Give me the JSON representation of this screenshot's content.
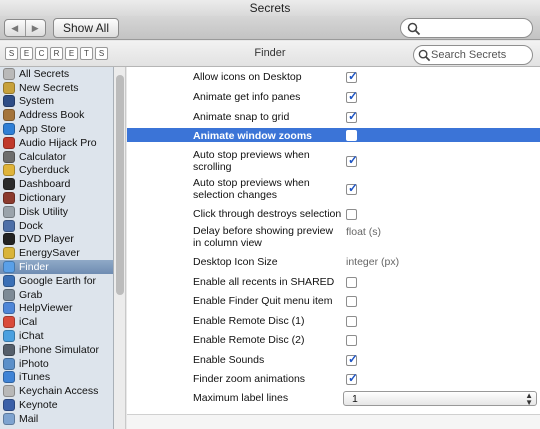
{
  "window": {
    "title": "Secrets"
  },
  "toolbar": {
    "back_glyph": "◀",
    "forward_glyph": "▶",
    "show_all_label": "Show All",
    "search_placeholder": ""
  },
  "header": {
    "logo_letters": [
      "S",
      "E",
      "C",
      "R",
      "E",
      "T",
      "S"
    ],
    "section_title": "Finder",
    "search_placeholder": "Search Secrets"
  },
  "sidebar": {
    "items": [
      {
        "label": "All Secrets",
        "color": "#b9b9b9",
        "selected": false
      },
      {
        "label": "New Secrets",
        "color": "#c7a13b",
        "selected": false
      },
      {
        "label": "System",
        "color": "#2e4d86",
        "selected": false
      },
      {
        "label": "Address Book",
        "color": "#a4743b",
        "selected": false
      },
      {
        "label": "App Store",
        "color": "#2f7fd6",
        "selected": false
      },
      {
        "label": "Audio Hijack Pro",
        "color": "#c0392b",
        "selected": false
      },
      {
        "label": "Calculator",
        "color": "#6d6d6d",
        "selected": false
      },
      {
        "label": "Cyberduck",
        "color": "#e0b43a",
        "selected": false
      },
      {
        "label": "Dashboard",
        "color": "#2b2b2b",
        "selected": false
      },
      {
        "label": "Dictionary",
        "color": "#8b3a2e",
        "selected": false
      },
      {
        "label": "Disk Utility",
        "color": "#9aa3ab",
        "selected": false
      },
      {
        "label": "Dock",
        "color": "#4d6fa8",
        "selected": false
      },
      {
        "label": "DVD Player",
        "color": "#222222",
        "selected": false
      },
      {
        "label": "EnergySaver",
        "color": "#d9b43a",
        "selected": false
      },
      {
        "label": "Finder",
        "color": "#5aa0e8",
        "selected": true
      },
      {
        "label": "Google Earth for",
        "color": "#3a6fb5",
        "selected": false
      },
      {
        "label": "Grab",
        "color": "#7d8a96",
        "selected": false
      },
      {
        "label": "HelpViewer",
        "color": "#4e86d8",
        "selected": false
      },
      {
        "label": "iCal",
        "color": "#d94a3a",
        "selected": false
      },
      {
        "label": "iChat",
        "color": "#4aa0e0",
        "selected": false
      },
      {
        "label": "iPhone Simulator",
        "color": "#555f6b",
        "selected": false
      },
      {
        "label": "iPhoto",
        "color": "#5b8fc9",
        "selected": false
      },
      {
        "label": "iTunes",
        "color": "#3f83d6",
        "selected": false
      },
      {
        "label": "Keychain Access",
        "color": "#b8b8b8",
        "selected": false
      },
      {
        "label": "Keynote",
        "color": "#3a5fa8",
        "selected": false
      },
      {
        "label": "Mail",
        "color": "#7ea3d0",
        "selected": false
      }
    ]
  },
  "settings": [
    {
      "label": "Allow icons on Desktop",
      "kind": "checkbox",
      "checked": true,
      "selected": false
    },
    {
      "label": "Animate get info panes",
      "kind": "checkbox",
      "checked": true,
      "selected": false
    },
    {
      "label": "Animate snap to grid",
      "kind": "checkbox",
      "checked": true,
      "selected": false
    },
    {
      "label": "Animate window zooms",
      "kind": "checkbox",
      "checked": false,
      "selected": true
    },
    {
      "label": "Auto stop previews when scrolling",
      "kind": "checkbox",
      "checked": true,
      "selected": false
    },
    {
      "label": "Auto stop previews when selection changes",
      "kind": "checkbox",
      "checked": true,
      "selected": false
    },
    {
      "label": "Click through destroys selection",
      "kind": "checkbox",
      "checked": false,
      "selected": false
    },
    {
      "label": "Delay before showing preview in column view",
      "kind": "text",
      "value": "float (s)",
      "selected": false
    },
    {
      "label": "Desktop Icon Size",
      "kind": "text",
      "value": "integer (px)",
      "selected": false
    },
    {
      "label": "Enable all recents in SHARED",
      "kind": "checkbox",
      "checked": false,
      "selected": false
    },
    {
      "label": "Enable Finder Quit menu item",
      "kind": "checkbox",
      "checked": false,
      "selected": false
    },
    {
      "label": "Enable Remote Disc (1)",
      "kind": "checkbox",
      "checked": false,
      "selected": false
    },
    {
      "label": "Enable Remote Disc (2)",
      "kind": "checkbox",
      "checked": false,
      "selected": false
    },
    {
      "label": "Enable Sounds",
      "kind": "checkbox",
      "checked": true,
      "selected": false
    },
    {
      "label": "Finder zoom animations",
      "kind": "checkbox",
      "checked": true,
      "selected": false
    },
    {
      "label": "Maximum label lines",
      "kind": "select",
      "value": "1",
      "selected": false
    }
  ],
  "icons": {
    "search": "magnifier-icon",
    "check": "✓",
    "select_arrows": "▲▼"
  },
  "colors": {
    "selection": "#3b74d7",
    "sidebar_bg": "#dde4ec",
    "check": "#1f55c4"
  }
}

--------

**Work required:** Only a number is wanted here: how many lines in the data above include the string "selection"?

**Exercise result:** 3